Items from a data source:

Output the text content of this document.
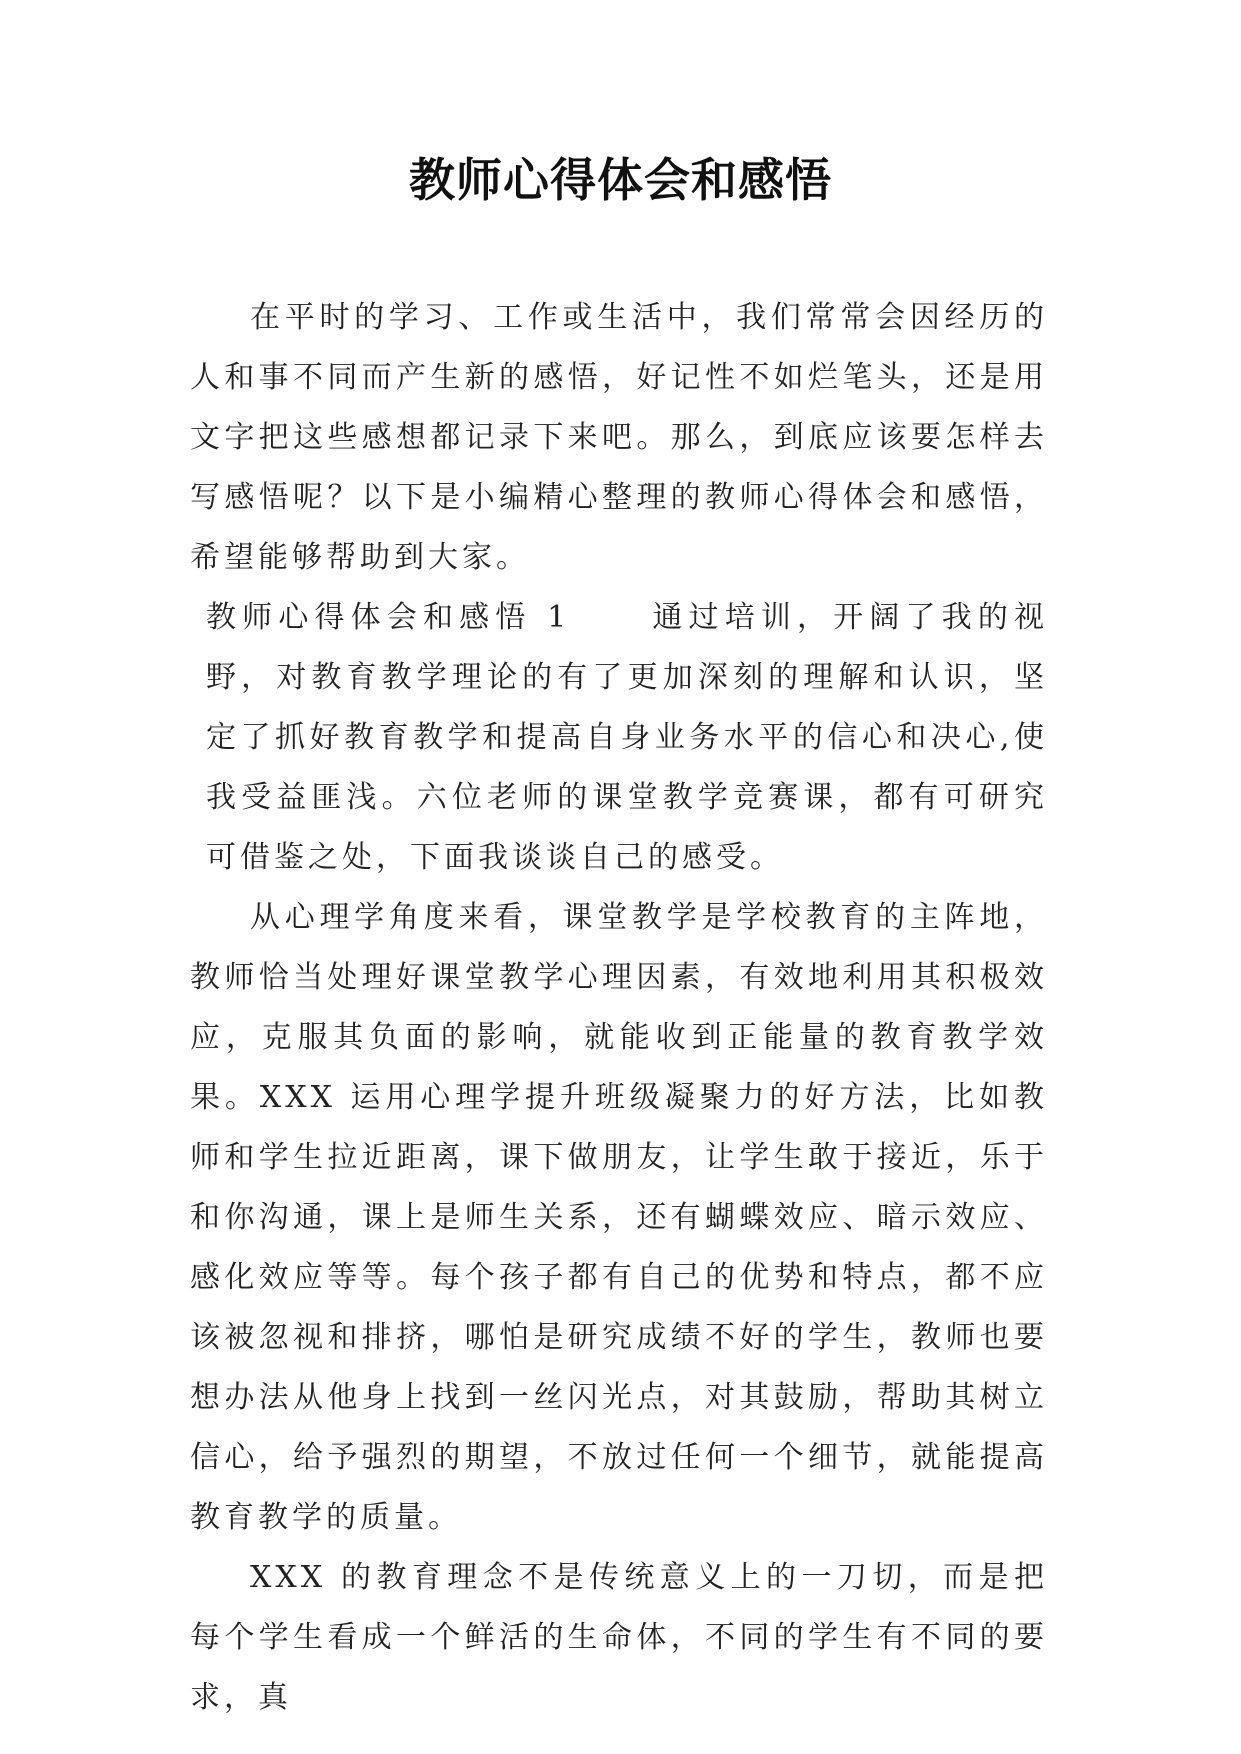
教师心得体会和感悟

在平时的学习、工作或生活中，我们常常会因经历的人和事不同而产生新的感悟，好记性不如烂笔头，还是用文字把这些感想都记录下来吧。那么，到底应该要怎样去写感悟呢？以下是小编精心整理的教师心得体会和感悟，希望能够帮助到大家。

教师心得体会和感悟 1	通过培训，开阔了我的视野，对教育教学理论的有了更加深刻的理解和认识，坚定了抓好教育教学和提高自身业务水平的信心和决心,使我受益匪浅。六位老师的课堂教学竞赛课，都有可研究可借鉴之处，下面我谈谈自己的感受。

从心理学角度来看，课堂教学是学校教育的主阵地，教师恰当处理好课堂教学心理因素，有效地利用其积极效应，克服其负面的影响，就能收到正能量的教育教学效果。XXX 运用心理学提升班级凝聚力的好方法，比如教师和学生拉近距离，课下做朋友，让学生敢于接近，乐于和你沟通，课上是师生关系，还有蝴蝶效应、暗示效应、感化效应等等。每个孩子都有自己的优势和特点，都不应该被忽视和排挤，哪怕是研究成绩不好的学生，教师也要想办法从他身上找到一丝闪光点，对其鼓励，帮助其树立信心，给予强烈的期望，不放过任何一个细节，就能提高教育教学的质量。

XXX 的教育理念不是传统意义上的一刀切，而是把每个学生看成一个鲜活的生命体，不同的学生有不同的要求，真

...

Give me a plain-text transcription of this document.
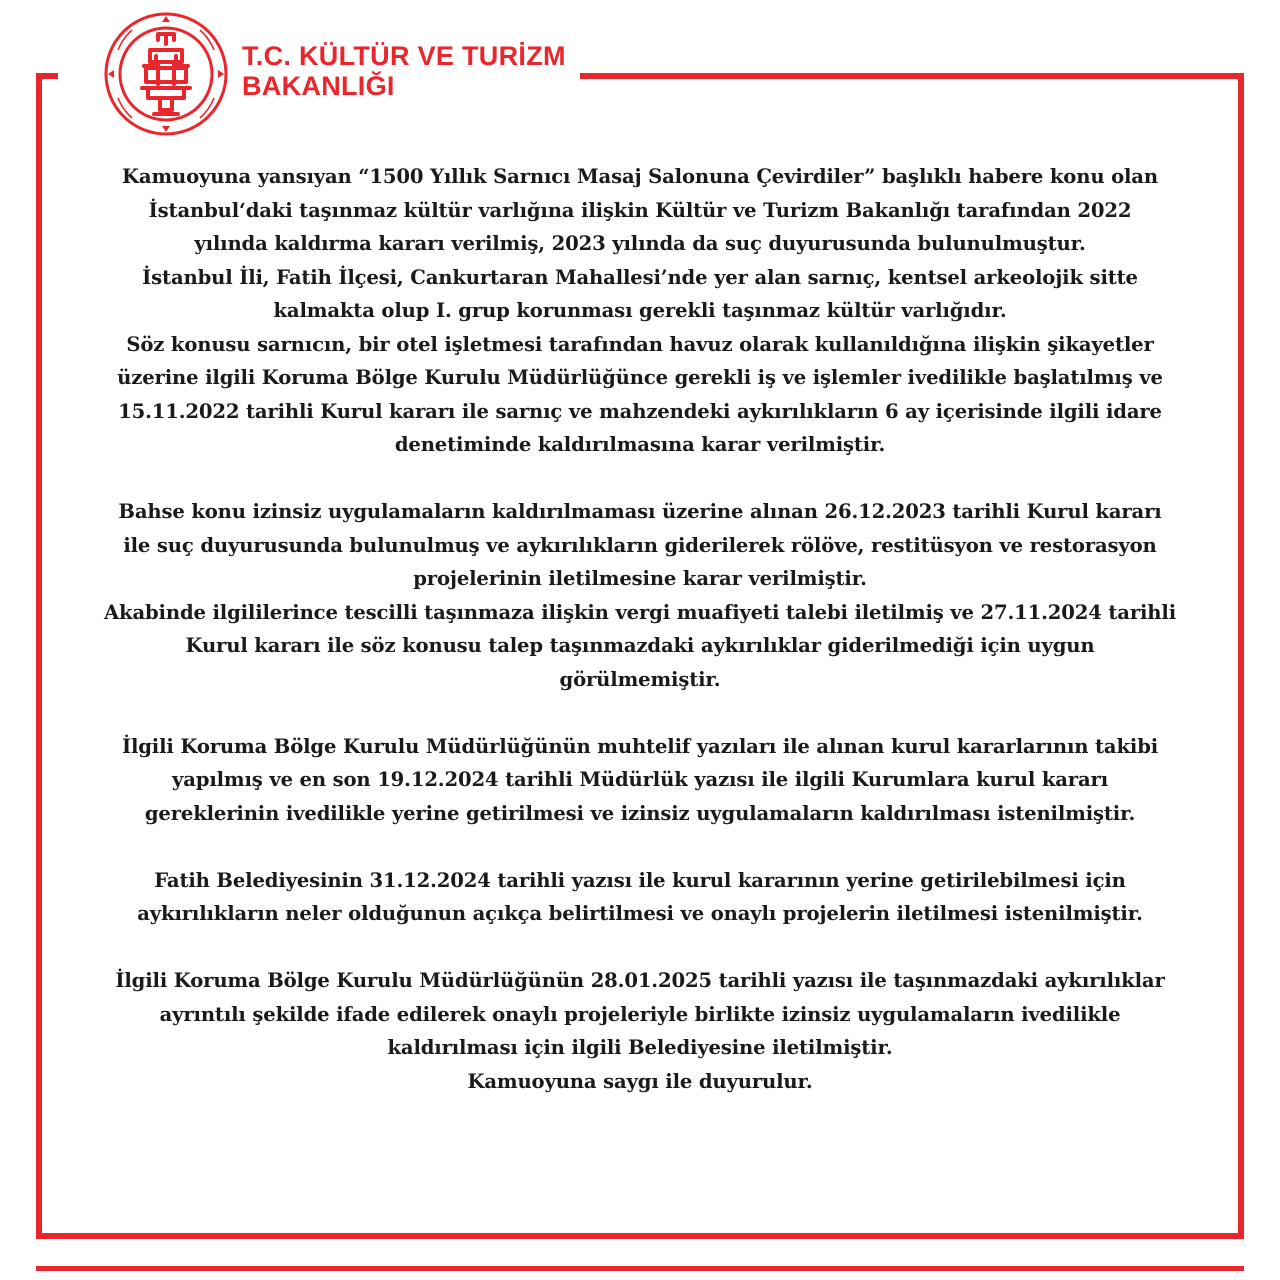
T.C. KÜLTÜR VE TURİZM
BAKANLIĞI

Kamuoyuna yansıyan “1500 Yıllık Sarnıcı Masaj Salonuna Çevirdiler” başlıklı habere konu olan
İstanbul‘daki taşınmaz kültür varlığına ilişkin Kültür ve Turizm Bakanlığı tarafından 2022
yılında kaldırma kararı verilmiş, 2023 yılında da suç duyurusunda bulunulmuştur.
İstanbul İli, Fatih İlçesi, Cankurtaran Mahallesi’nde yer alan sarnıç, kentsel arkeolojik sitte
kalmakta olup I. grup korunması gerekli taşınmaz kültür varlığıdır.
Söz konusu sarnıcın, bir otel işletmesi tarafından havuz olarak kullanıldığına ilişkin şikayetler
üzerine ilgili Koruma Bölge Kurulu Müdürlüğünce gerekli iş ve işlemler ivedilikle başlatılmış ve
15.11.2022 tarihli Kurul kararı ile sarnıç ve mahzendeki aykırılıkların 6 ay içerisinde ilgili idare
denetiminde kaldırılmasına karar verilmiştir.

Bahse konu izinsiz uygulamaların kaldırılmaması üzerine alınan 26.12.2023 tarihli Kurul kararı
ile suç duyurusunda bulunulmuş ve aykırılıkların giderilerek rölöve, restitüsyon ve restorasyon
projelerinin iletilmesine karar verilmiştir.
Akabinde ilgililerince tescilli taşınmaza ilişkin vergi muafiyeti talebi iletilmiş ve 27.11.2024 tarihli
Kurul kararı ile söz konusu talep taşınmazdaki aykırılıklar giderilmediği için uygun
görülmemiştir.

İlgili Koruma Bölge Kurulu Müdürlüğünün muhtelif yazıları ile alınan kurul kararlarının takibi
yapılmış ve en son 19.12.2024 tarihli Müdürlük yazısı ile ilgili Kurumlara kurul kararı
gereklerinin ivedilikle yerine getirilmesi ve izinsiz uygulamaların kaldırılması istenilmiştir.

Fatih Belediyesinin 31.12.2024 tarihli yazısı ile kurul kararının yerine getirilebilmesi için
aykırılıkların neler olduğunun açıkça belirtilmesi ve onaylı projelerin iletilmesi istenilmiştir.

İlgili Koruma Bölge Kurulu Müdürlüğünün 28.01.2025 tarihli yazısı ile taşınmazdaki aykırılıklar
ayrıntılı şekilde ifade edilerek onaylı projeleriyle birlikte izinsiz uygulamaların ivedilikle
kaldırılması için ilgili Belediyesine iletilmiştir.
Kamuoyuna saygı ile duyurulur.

• [BRIEF] Each line that contains the string "taşınmazdaki" counts once; report how many such lines the entries have, giving only the number.

• [OUTPUT OF THE EXERCISE] 2